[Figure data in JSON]

▼

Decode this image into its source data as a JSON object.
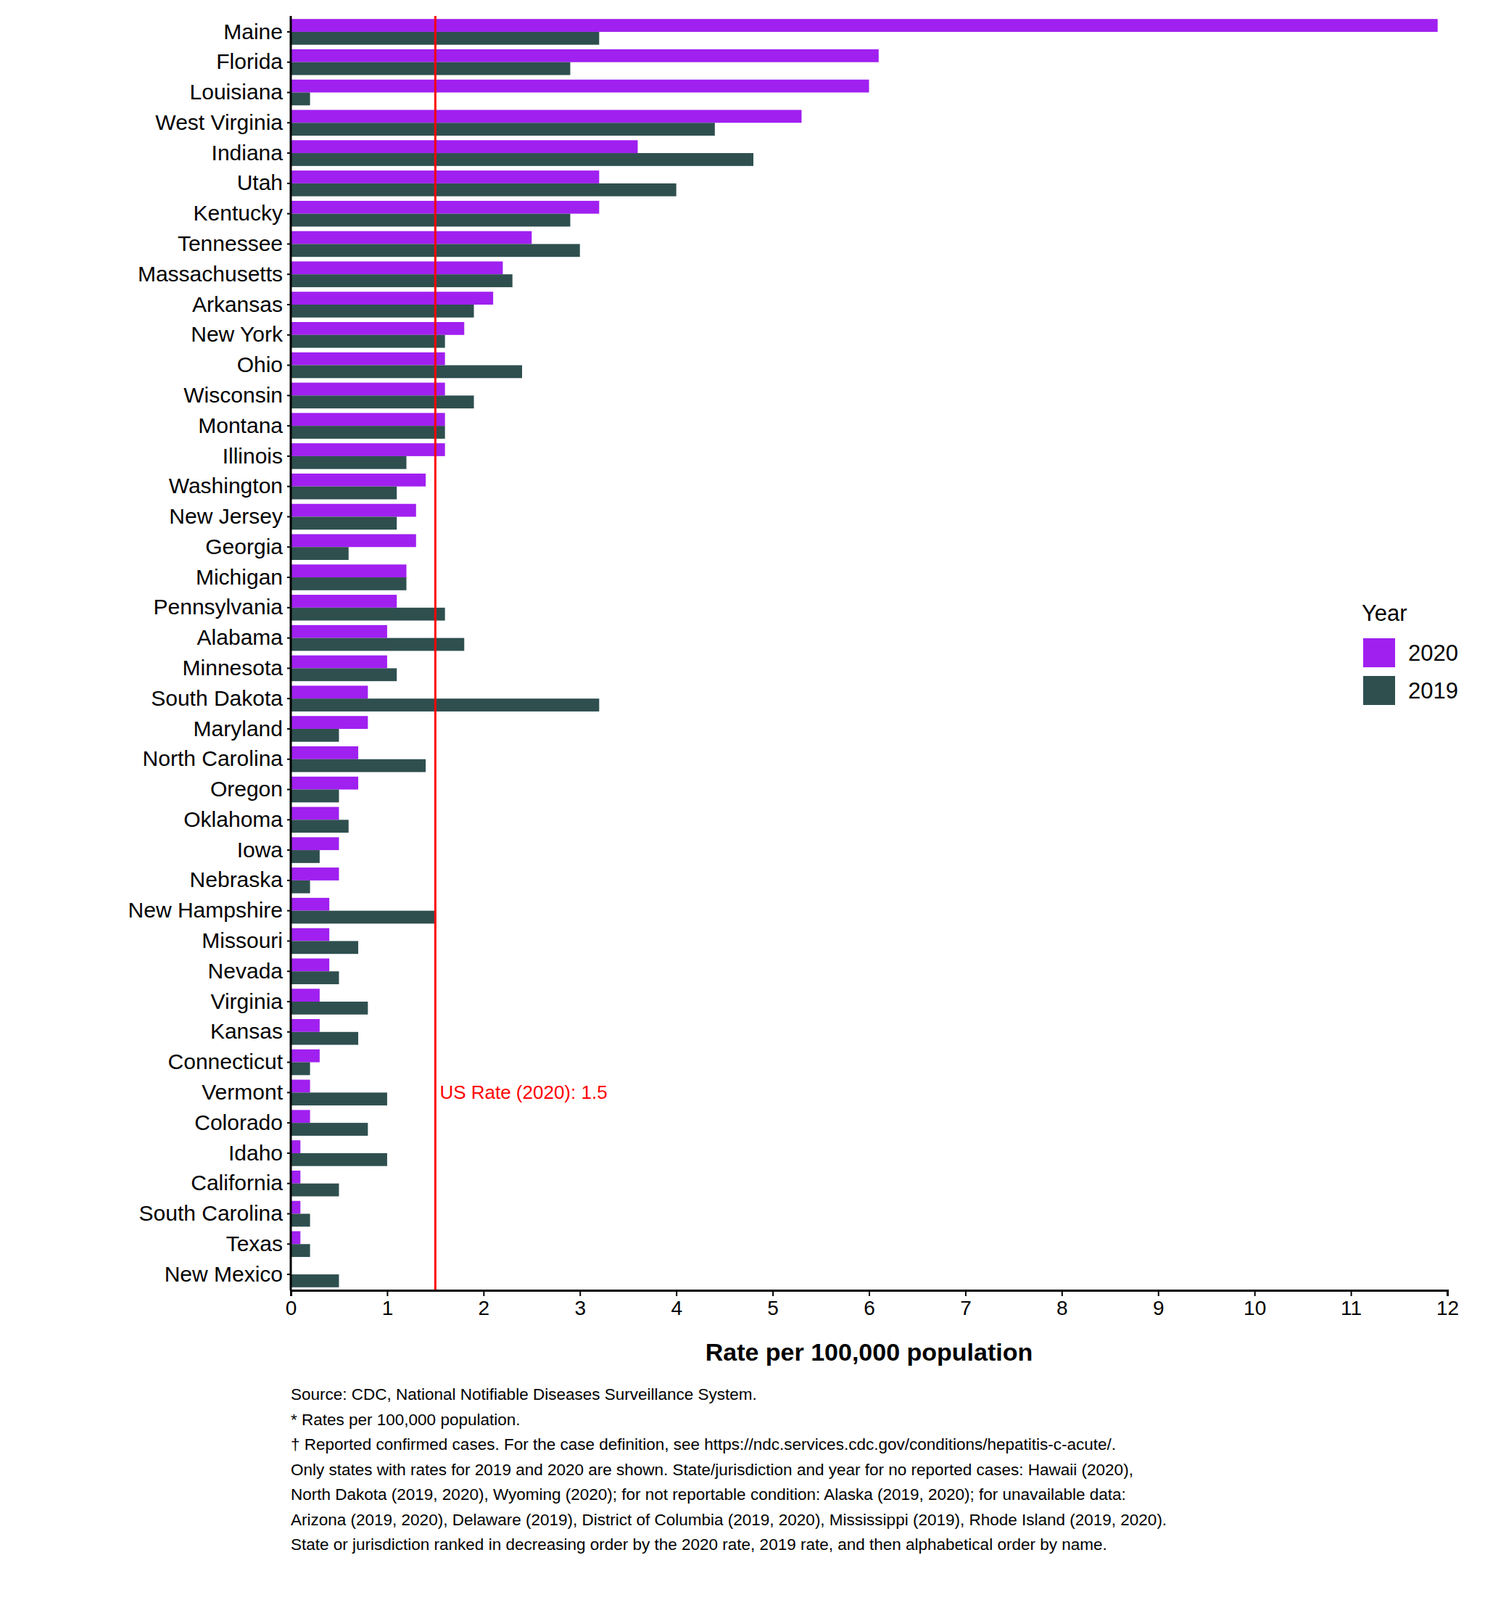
{
  "chart_data": {
    "type": "bar",
    "orientation": "horizontal",
    "x_label": "Rate per 100,000 population",
    "categories": [
      "Maine",
      "Florida",
      "Louisiana",
      "West Virginia",
      "Indiana",
      "Utah",
      "Kentucky",
      "Tennessee",
      "Massachusetts",
      "Arkansas",
      "New York",
      "Ohio",
      "Wisconsin",
      "Montana",
      "Illinois",
      "Washington",
      "New Jersey",
      "Georgia",
      "Michigan",
      "Pennsylvania",
      "Alabama",
      "Minnesota",
      "South Dakota",
      "Maryland",
      "North Carolina",
      "Oregon",
      "Oklahoma",
      "Iowa",
      "Nebraska",
      "New Hampshire",
      "Missouri",
      "Nevada",
      "Virginia",
      "Kansas",
      "Connecticut",
      "Vermont",
      "Colorado",
      "Idaho",
      "California",
      "South Carolina",
      "Texas",
      "New Mexico"
    ],
    "series": [
      {
        "name": "2020",
        "color": "#a020f0",
        "values": [
          11.9,
          6.1,
          6.0,
          5.3,
          3.6,
          3.2,
          3.2,
          2.5,
          2.2,
          2.1,
          1.8,
          1.6,
          1.6,
          1.6,
          1.6,
          1.4,
          1.3,
          1.3,
          1.2,
          1.1,
          1.0,
          1.0,
          0.8,
          0.8,
          0.7,
          0.7,
          0.5,
          0.5,
          0.5,
          0.4,
          0.4,
          0.4,
          0.3,
          0.3,
          0.3,
          0.2,
          0.2,
          0.1,
          0.1,
          0.1,
          0.1,
          0.0
        ]
      },
      {
        "name": "2019",
        "color": "#2f4f4f",
        "values": [
          3.2,
          2.9,
          0.2,
          4.4,
          4.8,
          4.0,
          2.9,
          3.0,
          2.3,
          1.9,
          1.6,
          2.4,
          1.9,
          1.6,
          1.2,
          1.1,
          1.1,
          0.6,
          1.2,
          1.6,
          1.8,
          1.1,
          3.2,
          0.5,
          1.4,
          0.5,
          0.6,
          0.3,
          0.2,
          1.5,
          0.7,
          0.5,
          0.8,
          0.7,
          0.2,
          1.0,
          0.8,
          1.0,
          0.5,
          0.2,
          0.2,
          0.5
        ]
      }
    ],
    "xlim": [
      0,
      12
    ],
    "xticks": [
      0,
      1,
      2,
      3,
      4,
      5,
      6,
      7,
      8,
      9,
      10,
      11,
      12
    ],
    "grid": false,
    "legend": "right",
    "legend_title": "Year",
    "annotations": [
      {
        "type": "line",
        "x": 1.5,
        "label": "US Rate (2020): 1.5",
        "color": "#ff0000"
      }
    ],
    "notes": [
      "Source: CDC, National Notifiable Diseases Surveillance System.",
      "* Rates per 100,000 population.",
      "† Reported confirmed cases. For the case definition, see https://ndc.services.cdc.gov/conditions/hepatitis-c-acute/.",
      "Only states with rates for 2019 and 2020 are shown. State/jurisdiction and year for no reported cases: Hawaii (2020),",
      "North Dakota (2019, 2020), Wyoming (2020); for not reportable condition: Alaska (2019, 2020); for unavailable data:",
      "Arizona (2019, 2020), Delaware (2019), District of Columbia (2019, 2020), Mississippi (2019), Rhode Island (2019, 2020).",
      "State or jurisdiction ranked in decreasing order by the 2020 rate, 2019 rate, and then alphabetical order by name."
    ]
  }
}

▲

List all lines in the material containing the string "North".

      "North Carolina",
      "North Dakota (2019, 2020), Wyoming (2020); for not reportable condition: Alaska (2019, 2020); for unavailable data:",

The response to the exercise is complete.